» **What needs to be done**
Lines that contain the string "JSON" are to be copied; leave out all others.

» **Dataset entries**
§
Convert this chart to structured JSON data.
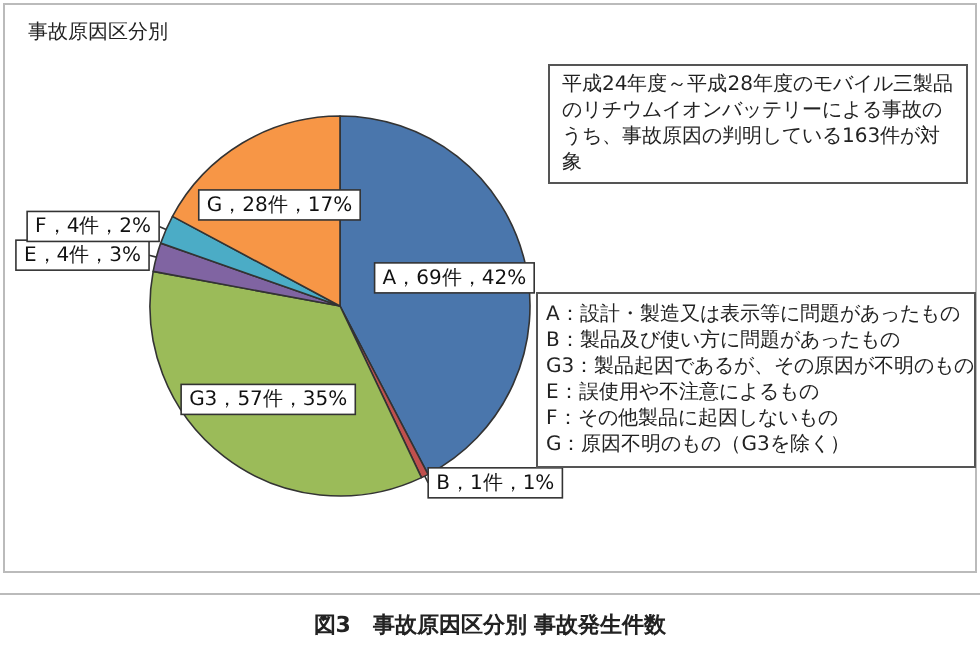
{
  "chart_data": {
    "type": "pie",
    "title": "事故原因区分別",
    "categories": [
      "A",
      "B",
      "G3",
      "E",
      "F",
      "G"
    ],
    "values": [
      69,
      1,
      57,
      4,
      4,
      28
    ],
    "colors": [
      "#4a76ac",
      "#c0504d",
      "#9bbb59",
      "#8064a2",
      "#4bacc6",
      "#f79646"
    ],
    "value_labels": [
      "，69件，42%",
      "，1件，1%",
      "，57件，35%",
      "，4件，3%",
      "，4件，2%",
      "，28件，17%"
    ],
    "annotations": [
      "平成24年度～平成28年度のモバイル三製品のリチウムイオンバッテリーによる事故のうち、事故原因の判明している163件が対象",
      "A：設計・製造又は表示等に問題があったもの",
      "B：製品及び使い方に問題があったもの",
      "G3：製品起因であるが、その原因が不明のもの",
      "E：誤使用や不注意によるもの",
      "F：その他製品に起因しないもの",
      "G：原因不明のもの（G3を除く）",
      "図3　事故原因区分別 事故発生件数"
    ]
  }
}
§
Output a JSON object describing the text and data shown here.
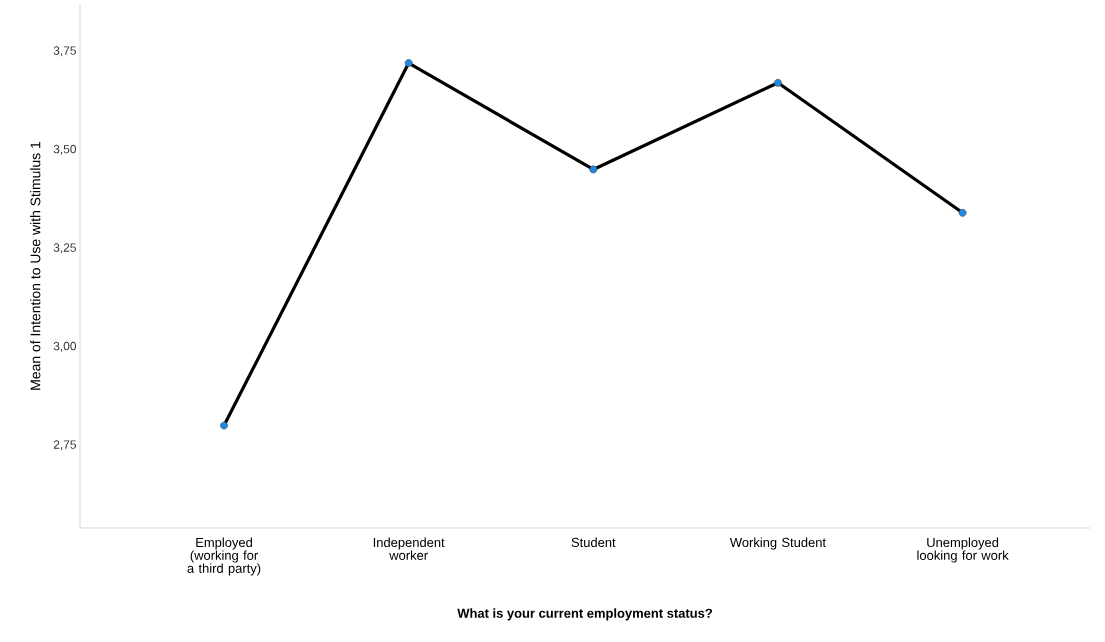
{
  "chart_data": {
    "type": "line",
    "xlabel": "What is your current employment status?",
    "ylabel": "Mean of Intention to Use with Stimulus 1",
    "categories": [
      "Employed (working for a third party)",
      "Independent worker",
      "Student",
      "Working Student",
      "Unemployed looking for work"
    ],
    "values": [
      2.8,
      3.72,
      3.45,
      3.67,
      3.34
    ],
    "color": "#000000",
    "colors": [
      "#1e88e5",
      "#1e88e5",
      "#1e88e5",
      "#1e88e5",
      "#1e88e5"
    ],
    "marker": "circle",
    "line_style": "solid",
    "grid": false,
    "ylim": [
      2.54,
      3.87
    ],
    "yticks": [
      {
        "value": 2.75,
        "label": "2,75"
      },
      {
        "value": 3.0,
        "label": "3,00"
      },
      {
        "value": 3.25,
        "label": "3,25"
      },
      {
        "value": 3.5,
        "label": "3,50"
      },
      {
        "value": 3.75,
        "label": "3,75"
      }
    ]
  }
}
§
» **Answer**
Convert this chart to structured JSON data.
Output a JSON object describing the text and data shown here.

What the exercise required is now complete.